DOCUMENT SEGMENT -

______________________________

# New G0709 is here!



## Slayer_MN1 (Jul 28, 2014)

I finally took the plunge and bought my first lathe! 

My main reason for making this purchase is to true actions, and barrel/chamber my own rifles. Hopefully I'll become proficient enough to start doing work for others as well. I have a good understanding of how the machine works and how to run it, but have very little experience actually running a lathe so this will be a big learning experience. 





I have been picking up indicators and measuring tools here and there and I think I have most of what I'll need in that department. I haven't bought a single cutting tool yet as I just don't know what to get lol. 

I'm wondering if some of you could offer advice as to what to get? I'm told that the Arthur Warner  high speed insert tooling is great for beginners and provides a nice finish at lower speeds, if you suggest this what kits should I pick up to enable me to turn to diameter, thread, crown, and counterbore barrels?

http://www.arwarnerco.com/c-5-tool-kits.aspx

I'm looking at kit 18 (1/2" threader) but am unsure as to where to go from there?

thanks for any advice!

Steve


----------



## dave2176 (Jul 28, 2014)

I grind quite a bit of HSS for special shapes but for general cutting I use carbide inserts. Kennemetal top notch for external threading in size 2, separator style for parting, triangle for internal threads in different sizes to cover different bores. I also use left hand internal threading tools and cut with the lathe in reverse which makes blind threading a breeze. For general cutting select 1 or 2 styles like DCMT or CCMT so you don't have to stock so many inserts. Boring bars I like CCMT.

______________________________

MATERIAL SHOWN -
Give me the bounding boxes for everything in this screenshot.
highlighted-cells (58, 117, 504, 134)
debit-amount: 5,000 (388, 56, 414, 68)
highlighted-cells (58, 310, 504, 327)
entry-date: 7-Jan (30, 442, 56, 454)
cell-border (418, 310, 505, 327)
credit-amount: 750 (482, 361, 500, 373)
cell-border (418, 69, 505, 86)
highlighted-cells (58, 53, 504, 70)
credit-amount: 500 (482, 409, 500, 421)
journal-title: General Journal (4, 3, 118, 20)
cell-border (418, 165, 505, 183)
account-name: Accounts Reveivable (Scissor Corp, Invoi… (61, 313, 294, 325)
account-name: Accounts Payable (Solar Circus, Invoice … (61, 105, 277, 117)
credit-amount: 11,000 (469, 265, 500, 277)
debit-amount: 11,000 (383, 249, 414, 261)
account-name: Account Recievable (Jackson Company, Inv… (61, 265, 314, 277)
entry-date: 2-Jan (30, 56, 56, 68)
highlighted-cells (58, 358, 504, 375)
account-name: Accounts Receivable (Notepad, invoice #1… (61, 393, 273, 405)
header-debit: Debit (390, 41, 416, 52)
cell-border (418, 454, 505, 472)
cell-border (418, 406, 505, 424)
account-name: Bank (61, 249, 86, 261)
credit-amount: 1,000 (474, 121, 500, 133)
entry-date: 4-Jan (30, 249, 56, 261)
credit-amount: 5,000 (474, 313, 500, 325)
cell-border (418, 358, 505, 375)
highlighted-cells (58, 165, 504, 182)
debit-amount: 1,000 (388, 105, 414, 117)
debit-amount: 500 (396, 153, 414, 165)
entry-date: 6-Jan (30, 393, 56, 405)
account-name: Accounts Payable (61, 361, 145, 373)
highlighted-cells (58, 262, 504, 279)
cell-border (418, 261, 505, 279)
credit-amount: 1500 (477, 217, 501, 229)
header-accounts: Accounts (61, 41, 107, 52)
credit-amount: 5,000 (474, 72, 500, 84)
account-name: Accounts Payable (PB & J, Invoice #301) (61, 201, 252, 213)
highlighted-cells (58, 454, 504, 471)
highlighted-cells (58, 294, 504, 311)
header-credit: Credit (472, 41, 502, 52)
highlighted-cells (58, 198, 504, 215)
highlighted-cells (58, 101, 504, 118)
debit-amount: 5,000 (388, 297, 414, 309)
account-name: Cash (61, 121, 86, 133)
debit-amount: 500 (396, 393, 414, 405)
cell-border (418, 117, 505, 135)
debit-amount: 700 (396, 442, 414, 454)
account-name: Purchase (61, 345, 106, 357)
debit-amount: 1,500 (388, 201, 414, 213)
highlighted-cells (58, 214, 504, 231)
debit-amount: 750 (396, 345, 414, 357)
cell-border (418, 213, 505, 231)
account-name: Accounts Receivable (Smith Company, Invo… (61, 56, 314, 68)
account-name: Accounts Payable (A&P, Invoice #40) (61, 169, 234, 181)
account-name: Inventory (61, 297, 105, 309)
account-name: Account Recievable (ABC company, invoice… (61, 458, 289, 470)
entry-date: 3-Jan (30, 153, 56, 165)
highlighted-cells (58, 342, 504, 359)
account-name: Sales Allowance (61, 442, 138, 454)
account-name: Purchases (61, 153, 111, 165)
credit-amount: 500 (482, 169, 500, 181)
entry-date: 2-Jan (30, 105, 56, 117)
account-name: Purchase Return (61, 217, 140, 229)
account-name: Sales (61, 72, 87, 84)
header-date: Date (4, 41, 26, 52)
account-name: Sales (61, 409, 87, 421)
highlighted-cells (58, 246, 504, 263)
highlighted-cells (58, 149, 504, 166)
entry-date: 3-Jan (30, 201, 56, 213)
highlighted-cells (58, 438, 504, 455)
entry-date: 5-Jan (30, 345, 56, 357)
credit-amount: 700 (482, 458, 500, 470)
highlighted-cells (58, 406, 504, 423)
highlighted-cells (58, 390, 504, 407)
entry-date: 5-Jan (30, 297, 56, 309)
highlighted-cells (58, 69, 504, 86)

______________________________

GOAL OF THE EXERCISE - In the forum thread about the new lathe, which insert style does dave2176 prefer for boring bars?

WRITTEN REPLY - CCMT